Exercise aim :: In the listing that follows, count every line with the word "Read" in it and write only the total.

Extracted records
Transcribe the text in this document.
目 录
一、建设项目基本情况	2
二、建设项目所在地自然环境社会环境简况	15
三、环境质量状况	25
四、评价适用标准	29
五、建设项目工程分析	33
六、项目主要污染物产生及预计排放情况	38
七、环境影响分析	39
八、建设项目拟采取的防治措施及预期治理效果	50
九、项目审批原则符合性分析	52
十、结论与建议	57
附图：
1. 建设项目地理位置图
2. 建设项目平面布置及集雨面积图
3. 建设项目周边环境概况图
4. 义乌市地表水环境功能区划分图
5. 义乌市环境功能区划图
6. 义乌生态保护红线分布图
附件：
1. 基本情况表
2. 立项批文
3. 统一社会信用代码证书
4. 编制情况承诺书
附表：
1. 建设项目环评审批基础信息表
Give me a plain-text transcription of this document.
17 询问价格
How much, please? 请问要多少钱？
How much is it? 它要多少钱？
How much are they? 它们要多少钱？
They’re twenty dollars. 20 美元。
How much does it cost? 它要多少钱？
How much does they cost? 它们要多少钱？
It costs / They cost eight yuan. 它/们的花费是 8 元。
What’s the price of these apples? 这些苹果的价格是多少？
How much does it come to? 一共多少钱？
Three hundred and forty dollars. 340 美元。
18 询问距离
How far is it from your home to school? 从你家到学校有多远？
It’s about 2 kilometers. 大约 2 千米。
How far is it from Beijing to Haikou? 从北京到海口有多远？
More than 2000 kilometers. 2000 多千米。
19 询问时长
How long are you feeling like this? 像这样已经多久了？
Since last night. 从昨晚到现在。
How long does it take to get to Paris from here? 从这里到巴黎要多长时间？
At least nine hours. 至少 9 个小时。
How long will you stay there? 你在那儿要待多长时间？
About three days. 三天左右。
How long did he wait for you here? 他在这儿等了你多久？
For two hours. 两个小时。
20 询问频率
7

==

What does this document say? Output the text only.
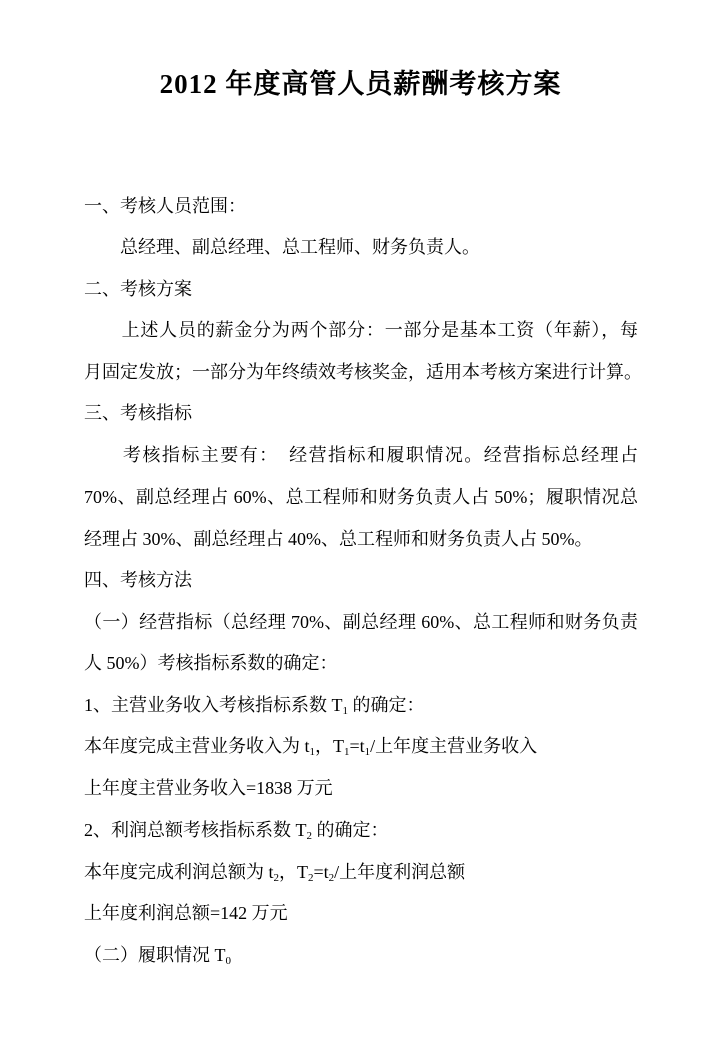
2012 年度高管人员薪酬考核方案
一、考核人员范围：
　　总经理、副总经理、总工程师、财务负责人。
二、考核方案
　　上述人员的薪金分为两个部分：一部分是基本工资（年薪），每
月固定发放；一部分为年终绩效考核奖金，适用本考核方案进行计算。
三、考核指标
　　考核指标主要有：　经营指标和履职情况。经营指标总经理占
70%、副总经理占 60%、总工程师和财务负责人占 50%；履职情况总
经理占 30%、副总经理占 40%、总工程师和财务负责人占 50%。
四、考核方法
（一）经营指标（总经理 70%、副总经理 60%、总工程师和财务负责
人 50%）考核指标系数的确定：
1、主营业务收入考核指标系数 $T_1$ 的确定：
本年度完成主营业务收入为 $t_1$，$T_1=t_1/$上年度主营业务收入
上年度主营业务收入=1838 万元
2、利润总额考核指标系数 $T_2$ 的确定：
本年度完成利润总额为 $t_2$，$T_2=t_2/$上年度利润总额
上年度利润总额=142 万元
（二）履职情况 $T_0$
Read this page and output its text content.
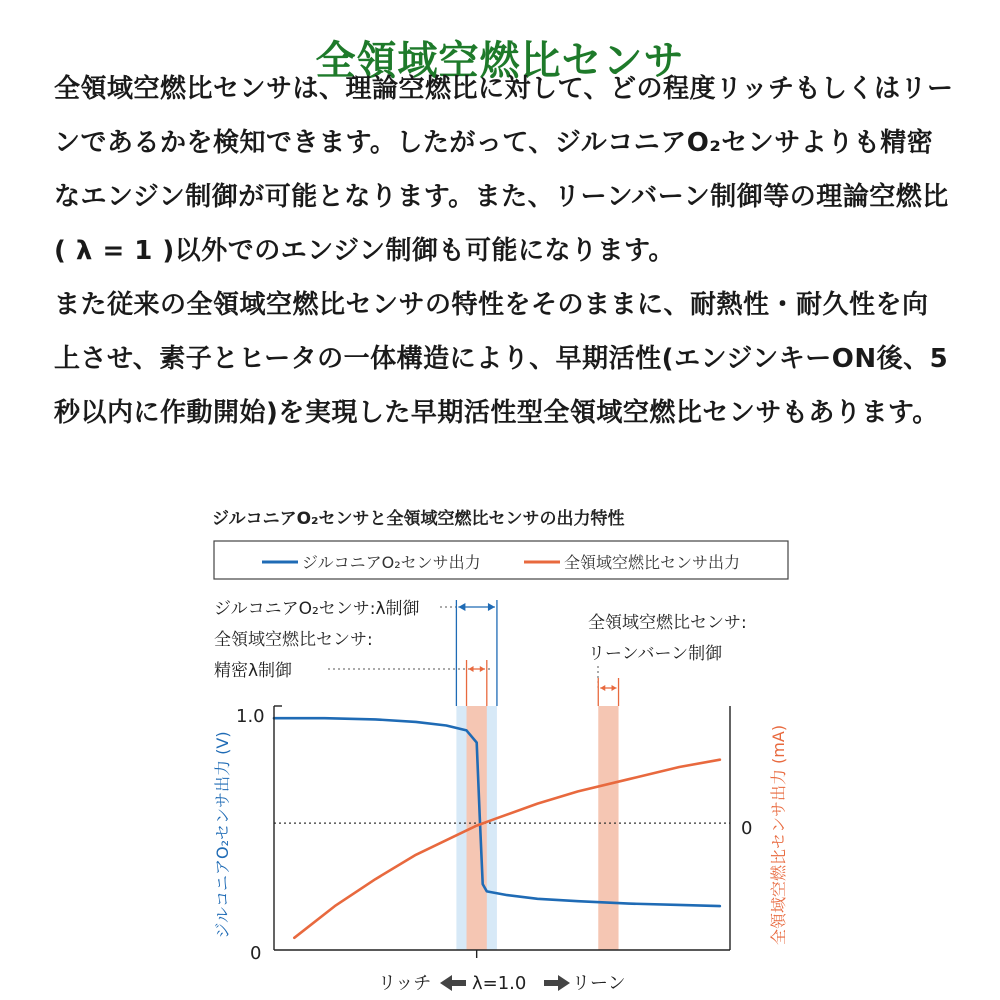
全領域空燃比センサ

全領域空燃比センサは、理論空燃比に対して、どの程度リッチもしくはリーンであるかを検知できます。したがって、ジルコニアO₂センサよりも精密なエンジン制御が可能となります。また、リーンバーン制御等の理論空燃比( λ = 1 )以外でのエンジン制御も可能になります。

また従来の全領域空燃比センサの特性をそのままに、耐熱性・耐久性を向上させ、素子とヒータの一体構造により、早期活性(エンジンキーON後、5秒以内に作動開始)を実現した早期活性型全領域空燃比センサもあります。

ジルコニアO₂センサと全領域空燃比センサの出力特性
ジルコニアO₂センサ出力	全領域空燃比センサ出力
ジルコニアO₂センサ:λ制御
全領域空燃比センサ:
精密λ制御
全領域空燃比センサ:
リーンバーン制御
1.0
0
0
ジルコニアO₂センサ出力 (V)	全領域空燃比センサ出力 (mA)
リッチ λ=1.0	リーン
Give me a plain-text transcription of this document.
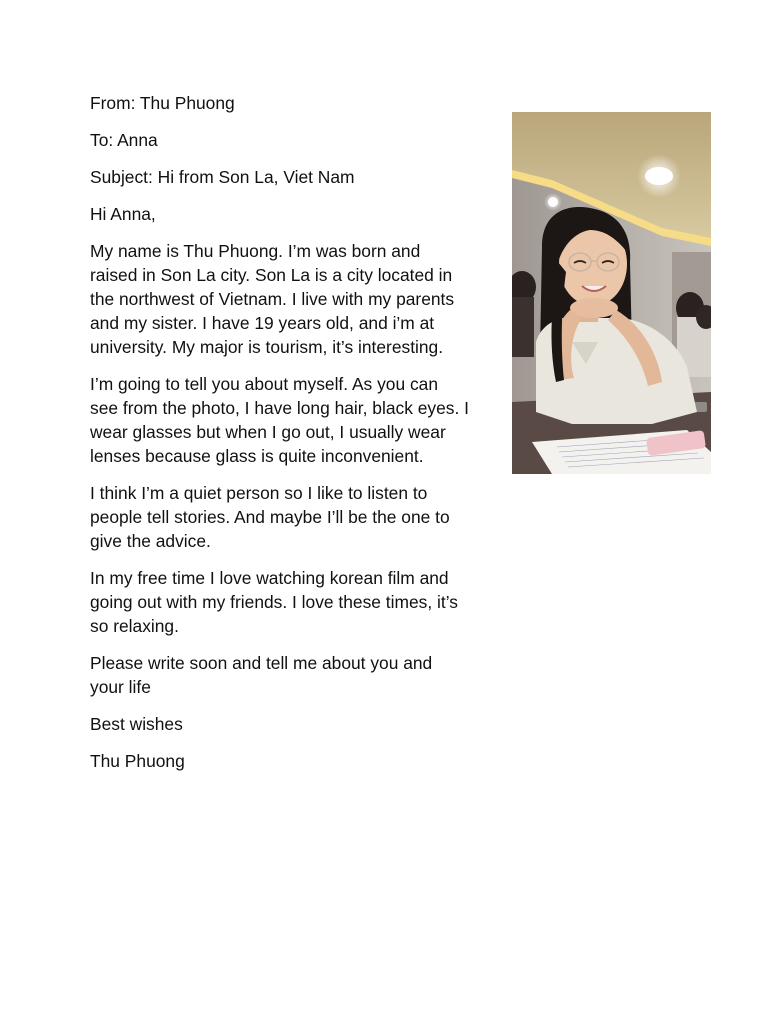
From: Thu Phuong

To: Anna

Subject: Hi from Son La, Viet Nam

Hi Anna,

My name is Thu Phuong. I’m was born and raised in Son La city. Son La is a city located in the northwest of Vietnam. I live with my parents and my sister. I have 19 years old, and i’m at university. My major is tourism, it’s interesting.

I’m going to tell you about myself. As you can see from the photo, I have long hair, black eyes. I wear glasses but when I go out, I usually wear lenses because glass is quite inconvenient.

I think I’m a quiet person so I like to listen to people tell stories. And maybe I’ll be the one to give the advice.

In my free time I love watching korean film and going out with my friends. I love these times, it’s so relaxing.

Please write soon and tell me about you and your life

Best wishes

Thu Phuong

==

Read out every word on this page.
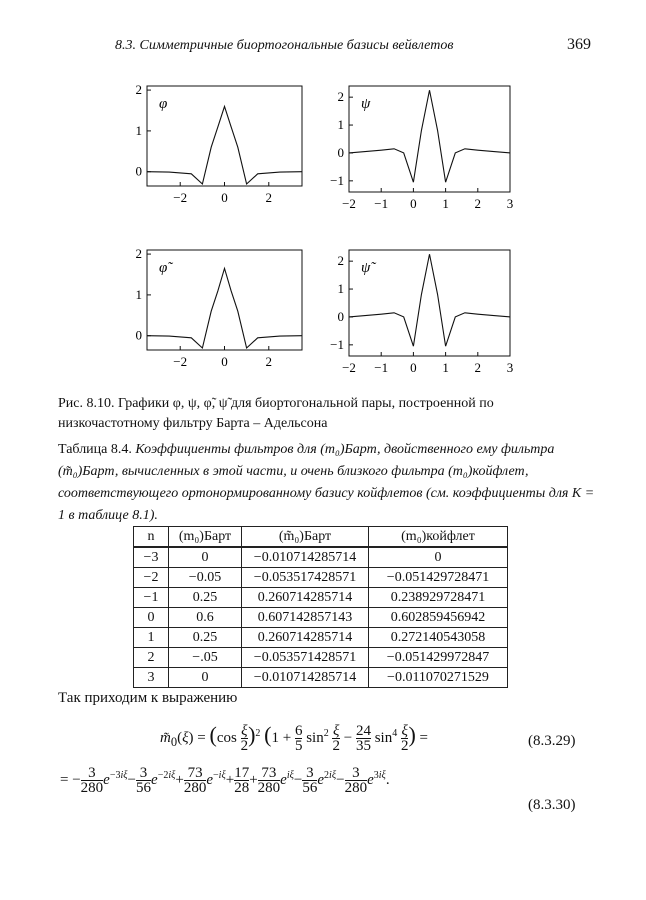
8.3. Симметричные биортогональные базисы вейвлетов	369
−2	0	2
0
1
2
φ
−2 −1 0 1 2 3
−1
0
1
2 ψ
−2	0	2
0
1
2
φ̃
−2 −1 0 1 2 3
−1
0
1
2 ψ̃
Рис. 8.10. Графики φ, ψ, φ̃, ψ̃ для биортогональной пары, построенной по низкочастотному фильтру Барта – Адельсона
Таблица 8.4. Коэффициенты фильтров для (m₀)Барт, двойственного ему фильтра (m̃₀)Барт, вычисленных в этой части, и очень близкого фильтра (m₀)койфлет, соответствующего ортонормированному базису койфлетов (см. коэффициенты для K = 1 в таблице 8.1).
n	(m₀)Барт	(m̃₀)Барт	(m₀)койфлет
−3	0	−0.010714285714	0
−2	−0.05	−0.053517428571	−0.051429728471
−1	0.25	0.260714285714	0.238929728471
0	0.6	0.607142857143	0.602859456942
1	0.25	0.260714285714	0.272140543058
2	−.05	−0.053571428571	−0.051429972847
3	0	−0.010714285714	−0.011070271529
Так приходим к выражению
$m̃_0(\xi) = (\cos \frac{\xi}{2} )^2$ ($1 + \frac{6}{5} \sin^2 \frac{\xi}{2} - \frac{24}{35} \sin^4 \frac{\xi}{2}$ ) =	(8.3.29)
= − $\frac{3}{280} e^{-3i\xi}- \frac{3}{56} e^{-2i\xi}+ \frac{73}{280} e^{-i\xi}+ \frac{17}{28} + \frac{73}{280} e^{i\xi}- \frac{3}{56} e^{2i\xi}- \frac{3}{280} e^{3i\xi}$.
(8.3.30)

Output :: 2